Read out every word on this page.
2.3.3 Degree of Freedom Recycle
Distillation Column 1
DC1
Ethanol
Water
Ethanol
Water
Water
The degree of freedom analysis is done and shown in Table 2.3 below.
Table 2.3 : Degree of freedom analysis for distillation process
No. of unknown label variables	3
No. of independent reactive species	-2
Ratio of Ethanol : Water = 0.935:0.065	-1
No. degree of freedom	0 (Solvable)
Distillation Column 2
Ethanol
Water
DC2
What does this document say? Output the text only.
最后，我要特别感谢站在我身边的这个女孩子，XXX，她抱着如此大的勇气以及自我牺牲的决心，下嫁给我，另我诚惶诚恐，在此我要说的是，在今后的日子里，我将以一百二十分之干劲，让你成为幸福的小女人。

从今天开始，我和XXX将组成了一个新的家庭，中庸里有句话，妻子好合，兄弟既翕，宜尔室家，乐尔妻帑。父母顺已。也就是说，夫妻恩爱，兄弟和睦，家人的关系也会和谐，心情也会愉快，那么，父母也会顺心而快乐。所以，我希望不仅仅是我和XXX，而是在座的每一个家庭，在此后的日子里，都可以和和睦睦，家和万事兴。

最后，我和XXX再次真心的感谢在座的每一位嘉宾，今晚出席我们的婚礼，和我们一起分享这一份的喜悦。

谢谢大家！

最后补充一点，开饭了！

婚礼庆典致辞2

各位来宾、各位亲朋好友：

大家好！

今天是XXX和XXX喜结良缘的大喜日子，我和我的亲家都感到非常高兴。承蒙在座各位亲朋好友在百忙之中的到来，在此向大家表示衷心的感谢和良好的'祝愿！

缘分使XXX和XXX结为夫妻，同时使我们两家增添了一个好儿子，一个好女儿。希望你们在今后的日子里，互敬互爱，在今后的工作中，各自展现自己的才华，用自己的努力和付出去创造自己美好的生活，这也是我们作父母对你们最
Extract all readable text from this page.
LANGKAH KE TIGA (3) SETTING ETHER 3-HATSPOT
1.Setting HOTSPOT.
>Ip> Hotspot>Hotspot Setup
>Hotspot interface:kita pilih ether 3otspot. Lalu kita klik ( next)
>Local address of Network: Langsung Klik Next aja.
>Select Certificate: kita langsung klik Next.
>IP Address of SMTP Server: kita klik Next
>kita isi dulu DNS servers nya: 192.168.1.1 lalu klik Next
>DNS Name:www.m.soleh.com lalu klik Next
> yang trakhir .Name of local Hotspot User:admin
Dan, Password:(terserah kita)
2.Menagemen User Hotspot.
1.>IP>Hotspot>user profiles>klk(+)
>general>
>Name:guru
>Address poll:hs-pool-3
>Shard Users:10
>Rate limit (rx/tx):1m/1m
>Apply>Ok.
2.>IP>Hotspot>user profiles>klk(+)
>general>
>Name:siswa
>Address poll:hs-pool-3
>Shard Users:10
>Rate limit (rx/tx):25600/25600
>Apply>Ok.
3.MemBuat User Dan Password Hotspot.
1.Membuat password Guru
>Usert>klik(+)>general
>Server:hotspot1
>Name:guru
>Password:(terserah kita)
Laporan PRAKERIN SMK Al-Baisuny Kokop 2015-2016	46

- _TO BE DONE_: Copy out the lines in which the string "terserah" appears.

- _FULL SOLUTION_:
Dan, Password:(terserah kita)
>Password:(terserah kita)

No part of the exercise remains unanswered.